### WHAT YOU NEED TO DO
Copy out the lines from the one containing "- page-number: 13: [0, 1408, 1080, 1433]" through the one containing "- section-public-relations-welfare: （五）公共关系和社会公益事业", keeping each exactly as it appears.

### THE INPUT
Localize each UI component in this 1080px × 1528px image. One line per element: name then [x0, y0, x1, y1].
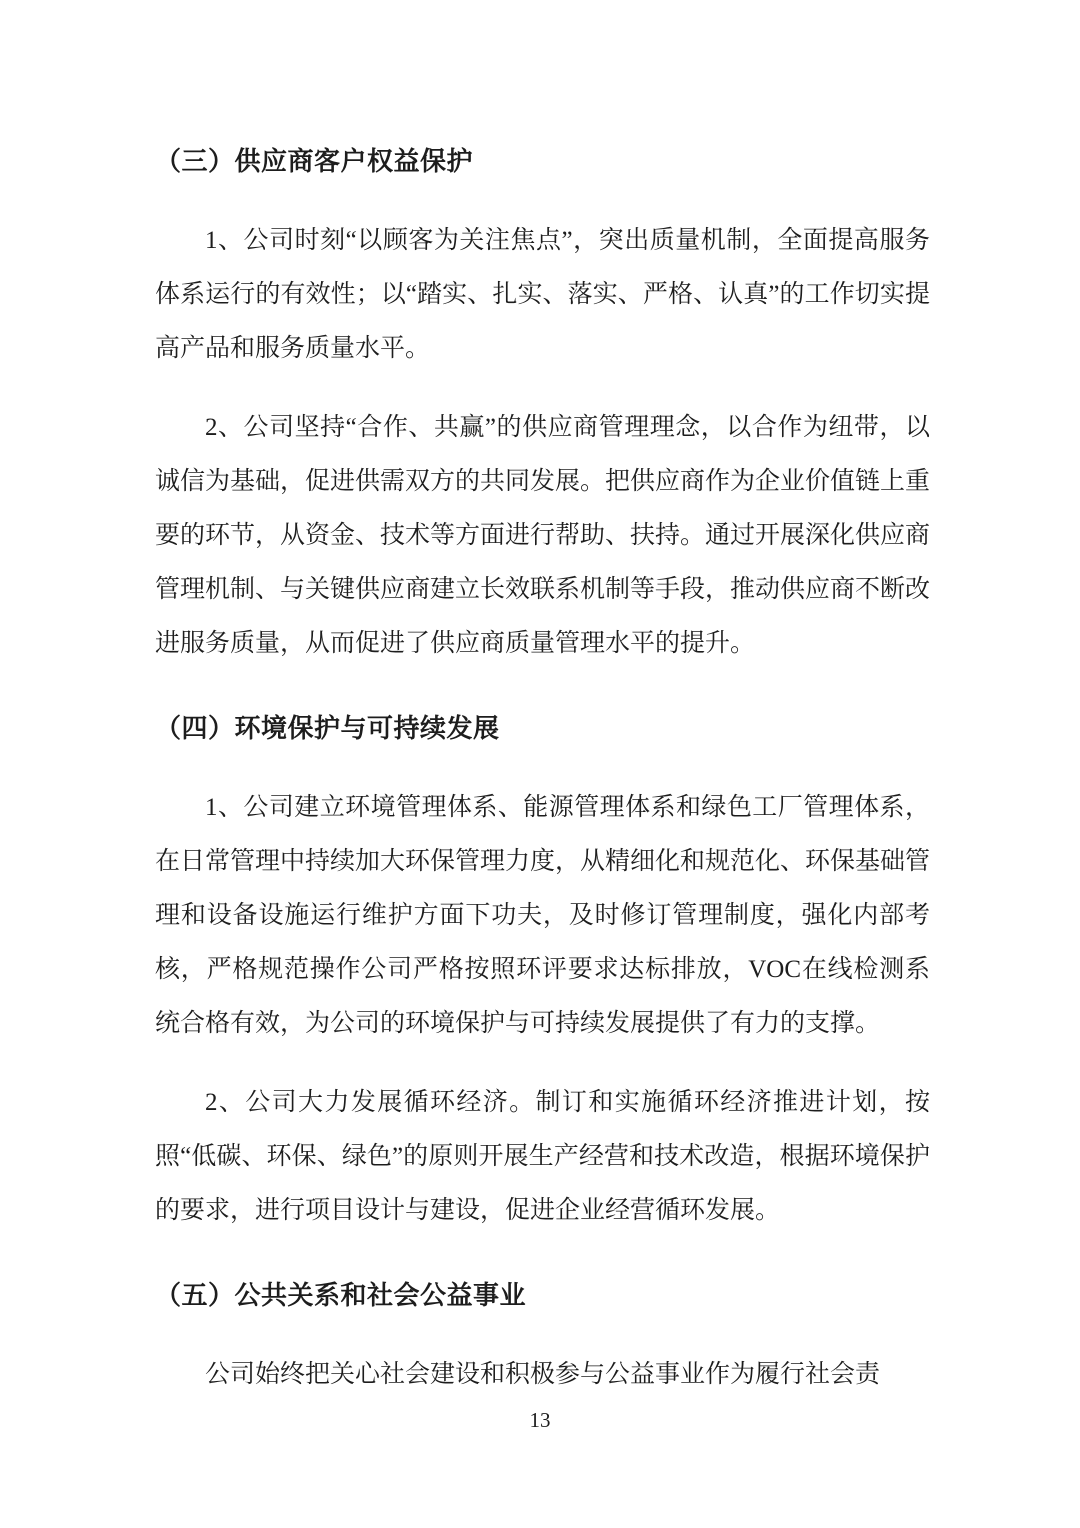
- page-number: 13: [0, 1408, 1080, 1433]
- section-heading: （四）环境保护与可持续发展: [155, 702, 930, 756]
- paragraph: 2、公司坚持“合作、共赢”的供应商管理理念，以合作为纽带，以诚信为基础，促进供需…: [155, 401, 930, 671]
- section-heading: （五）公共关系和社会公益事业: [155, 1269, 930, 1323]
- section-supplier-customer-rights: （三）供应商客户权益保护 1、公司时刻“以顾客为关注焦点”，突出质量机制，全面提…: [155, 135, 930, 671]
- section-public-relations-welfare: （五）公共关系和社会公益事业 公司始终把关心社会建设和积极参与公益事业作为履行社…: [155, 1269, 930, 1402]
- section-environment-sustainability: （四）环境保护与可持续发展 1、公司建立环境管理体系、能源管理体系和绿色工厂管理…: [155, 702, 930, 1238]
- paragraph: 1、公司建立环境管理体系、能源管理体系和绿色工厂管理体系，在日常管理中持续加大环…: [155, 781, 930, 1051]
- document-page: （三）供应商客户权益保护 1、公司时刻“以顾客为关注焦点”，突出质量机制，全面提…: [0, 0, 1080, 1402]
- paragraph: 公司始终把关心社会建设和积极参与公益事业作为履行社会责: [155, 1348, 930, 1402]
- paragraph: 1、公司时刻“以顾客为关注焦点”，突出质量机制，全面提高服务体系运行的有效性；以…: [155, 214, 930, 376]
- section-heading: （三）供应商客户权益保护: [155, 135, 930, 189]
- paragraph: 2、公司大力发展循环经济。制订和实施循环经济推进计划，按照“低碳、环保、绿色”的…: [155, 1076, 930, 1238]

### ANSWER TO THIS EXERCISE
- page-number: 13: [0, 1408, 1080, 1433]
- section-heading: （四）环境保护与可持续发展: [155, 702, 930, 756]
- paragraph: 2、公司坚持“合作、共赢”的供应商管理理念，以合作为纽带，以诚信为基础，促进供需…: [155, 401, 930, 671]
- section-heading: （五）公共关系和社会公益事业: [155, 1269, 930, 1323]
- section-supplier-customer-rights: （三）供应商客户权益保护 1、公司时刻“以顾客为关注焦点”，突出质量机制，全面提…: [155, 135, 930, 671]
- section-public-relations-welfare: （五）公共关系和社会公益事业 公司始终把关心社会建设和积极参与公益事业作为履行社…: [155, 1269, 930, 1402]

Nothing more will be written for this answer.